Exercise brief: Search the listing below for the string "name" and copy every line where it occurs.

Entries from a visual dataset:
□ □ □ □
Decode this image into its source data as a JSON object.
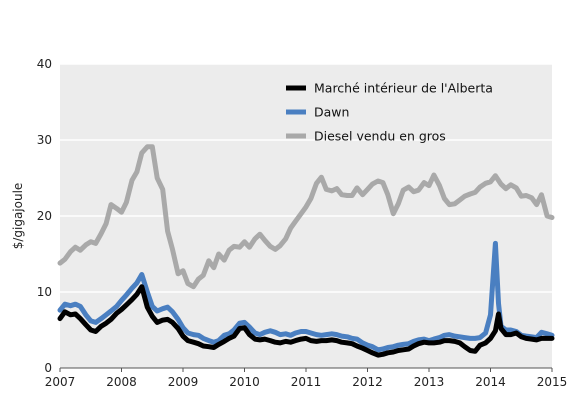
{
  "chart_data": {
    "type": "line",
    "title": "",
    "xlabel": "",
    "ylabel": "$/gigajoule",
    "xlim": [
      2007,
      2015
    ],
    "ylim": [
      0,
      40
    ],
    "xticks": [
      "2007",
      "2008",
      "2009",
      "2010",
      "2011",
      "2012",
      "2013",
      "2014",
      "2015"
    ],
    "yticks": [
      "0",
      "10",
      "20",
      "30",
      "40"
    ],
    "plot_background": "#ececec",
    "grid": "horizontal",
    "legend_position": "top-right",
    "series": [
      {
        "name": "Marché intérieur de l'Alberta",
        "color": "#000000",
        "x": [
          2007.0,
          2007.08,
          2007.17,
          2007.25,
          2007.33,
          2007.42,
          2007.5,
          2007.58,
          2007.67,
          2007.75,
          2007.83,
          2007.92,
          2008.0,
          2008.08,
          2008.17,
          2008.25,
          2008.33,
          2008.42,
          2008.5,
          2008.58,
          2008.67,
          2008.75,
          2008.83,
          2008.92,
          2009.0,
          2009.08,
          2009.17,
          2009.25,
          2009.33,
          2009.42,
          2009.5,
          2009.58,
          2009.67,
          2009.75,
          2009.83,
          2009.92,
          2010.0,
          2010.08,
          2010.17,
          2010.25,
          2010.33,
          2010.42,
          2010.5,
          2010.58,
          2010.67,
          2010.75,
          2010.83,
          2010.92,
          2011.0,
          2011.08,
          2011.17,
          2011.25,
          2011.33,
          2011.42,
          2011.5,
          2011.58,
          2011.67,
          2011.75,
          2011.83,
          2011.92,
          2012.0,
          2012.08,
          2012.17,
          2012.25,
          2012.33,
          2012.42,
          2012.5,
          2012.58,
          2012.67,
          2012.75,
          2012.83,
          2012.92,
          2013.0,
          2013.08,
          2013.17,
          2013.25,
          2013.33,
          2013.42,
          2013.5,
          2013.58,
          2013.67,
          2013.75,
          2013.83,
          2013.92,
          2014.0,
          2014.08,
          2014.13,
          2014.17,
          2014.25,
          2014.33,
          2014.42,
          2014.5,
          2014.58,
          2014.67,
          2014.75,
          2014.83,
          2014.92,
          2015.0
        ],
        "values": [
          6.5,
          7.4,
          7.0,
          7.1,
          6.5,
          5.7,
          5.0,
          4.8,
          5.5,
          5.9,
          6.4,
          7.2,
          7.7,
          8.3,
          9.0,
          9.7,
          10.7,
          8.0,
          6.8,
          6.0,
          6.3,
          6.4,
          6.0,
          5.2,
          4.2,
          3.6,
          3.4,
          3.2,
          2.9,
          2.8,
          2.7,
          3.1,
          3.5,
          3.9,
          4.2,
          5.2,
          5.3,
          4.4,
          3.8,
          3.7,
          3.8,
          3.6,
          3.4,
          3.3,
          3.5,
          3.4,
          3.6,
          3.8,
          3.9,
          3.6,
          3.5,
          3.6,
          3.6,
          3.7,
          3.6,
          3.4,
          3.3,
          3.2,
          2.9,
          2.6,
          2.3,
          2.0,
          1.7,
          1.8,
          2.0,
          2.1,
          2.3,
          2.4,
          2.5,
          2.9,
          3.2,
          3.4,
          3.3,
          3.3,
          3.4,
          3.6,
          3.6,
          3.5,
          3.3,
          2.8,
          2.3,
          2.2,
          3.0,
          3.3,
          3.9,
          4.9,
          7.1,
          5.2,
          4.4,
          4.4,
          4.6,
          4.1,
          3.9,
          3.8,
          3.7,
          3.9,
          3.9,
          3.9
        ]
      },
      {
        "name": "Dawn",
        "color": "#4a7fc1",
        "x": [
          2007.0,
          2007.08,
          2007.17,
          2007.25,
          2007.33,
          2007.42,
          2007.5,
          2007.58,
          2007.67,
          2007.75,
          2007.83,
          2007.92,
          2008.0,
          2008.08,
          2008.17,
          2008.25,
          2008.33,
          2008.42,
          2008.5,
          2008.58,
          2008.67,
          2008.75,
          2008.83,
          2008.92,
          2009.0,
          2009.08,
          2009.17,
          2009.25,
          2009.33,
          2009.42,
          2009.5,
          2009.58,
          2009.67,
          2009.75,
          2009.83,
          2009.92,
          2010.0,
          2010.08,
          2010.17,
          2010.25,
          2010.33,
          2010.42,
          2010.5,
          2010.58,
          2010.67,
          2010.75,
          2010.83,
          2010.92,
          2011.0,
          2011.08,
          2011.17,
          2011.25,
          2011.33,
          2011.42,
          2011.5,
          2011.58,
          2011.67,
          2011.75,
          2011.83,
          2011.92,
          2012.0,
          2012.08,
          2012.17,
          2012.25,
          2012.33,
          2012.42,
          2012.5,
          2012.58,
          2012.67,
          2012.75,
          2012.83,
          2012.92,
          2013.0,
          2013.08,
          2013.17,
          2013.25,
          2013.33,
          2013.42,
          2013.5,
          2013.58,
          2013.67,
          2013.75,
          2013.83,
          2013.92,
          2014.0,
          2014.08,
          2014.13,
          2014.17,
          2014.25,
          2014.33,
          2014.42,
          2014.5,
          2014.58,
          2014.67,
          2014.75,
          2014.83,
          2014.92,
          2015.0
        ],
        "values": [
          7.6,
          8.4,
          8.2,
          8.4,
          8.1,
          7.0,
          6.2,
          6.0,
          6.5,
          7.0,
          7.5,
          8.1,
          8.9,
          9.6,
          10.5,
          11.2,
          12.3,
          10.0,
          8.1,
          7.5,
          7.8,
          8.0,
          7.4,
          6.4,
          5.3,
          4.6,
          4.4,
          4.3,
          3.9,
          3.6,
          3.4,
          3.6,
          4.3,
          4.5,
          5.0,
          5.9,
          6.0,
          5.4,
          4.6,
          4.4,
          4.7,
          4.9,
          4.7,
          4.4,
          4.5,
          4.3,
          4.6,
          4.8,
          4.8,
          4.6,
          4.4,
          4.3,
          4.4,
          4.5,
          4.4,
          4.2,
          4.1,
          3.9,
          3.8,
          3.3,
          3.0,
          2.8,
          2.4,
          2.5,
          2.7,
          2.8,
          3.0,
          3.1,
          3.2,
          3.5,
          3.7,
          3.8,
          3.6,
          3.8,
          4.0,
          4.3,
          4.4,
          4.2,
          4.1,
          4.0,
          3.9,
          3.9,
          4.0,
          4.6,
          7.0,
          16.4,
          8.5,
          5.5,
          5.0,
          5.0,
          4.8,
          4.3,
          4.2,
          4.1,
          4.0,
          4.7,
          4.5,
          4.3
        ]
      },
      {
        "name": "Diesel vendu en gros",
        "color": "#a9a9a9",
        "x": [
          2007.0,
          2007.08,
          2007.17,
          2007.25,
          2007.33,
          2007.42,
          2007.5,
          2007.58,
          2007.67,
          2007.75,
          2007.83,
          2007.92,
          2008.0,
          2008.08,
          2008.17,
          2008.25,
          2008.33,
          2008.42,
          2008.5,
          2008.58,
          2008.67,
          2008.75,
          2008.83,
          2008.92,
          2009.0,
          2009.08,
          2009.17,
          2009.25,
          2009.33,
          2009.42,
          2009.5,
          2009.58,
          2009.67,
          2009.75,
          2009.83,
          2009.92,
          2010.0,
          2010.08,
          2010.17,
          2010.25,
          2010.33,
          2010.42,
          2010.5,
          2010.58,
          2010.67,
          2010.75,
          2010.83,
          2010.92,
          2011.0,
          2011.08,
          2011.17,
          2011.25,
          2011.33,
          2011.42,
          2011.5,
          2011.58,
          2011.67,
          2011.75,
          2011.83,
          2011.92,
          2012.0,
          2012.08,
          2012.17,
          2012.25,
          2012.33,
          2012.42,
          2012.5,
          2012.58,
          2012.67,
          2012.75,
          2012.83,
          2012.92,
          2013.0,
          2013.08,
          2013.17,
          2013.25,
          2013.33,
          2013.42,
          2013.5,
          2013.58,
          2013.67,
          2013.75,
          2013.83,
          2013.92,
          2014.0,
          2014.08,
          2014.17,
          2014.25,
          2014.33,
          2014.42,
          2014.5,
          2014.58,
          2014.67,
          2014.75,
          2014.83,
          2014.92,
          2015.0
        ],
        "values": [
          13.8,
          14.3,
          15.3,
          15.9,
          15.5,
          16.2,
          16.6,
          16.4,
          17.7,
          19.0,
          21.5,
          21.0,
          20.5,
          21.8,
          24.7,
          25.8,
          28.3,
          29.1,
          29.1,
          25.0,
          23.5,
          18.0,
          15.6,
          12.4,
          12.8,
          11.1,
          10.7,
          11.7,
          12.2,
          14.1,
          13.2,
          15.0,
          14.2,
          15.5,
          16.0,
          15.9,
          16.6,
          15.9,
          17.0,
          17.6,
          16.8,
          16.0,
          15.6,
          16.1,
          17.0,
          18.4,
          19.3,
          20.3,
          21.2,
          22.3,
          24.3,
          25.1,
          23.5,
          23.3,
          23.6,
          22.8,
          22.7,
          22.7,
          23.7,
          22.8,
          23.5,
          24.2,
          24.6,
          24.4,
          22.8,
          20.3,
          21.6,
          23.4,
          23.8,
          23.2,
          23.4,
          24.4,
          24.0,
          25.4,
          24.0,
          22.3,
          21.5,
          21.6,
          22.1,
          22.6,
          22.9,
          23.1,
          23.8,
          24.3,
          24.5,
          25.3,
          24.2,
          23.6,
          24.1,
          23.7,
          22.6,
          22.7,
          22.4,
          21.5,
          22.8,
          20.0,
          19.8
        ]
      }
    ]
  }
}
□ □ □ □
Written answer:
        "name": "Marché intérieur de l'Alberta",
        "name": "Dawn",
        "name": "Diesel vendu en gros",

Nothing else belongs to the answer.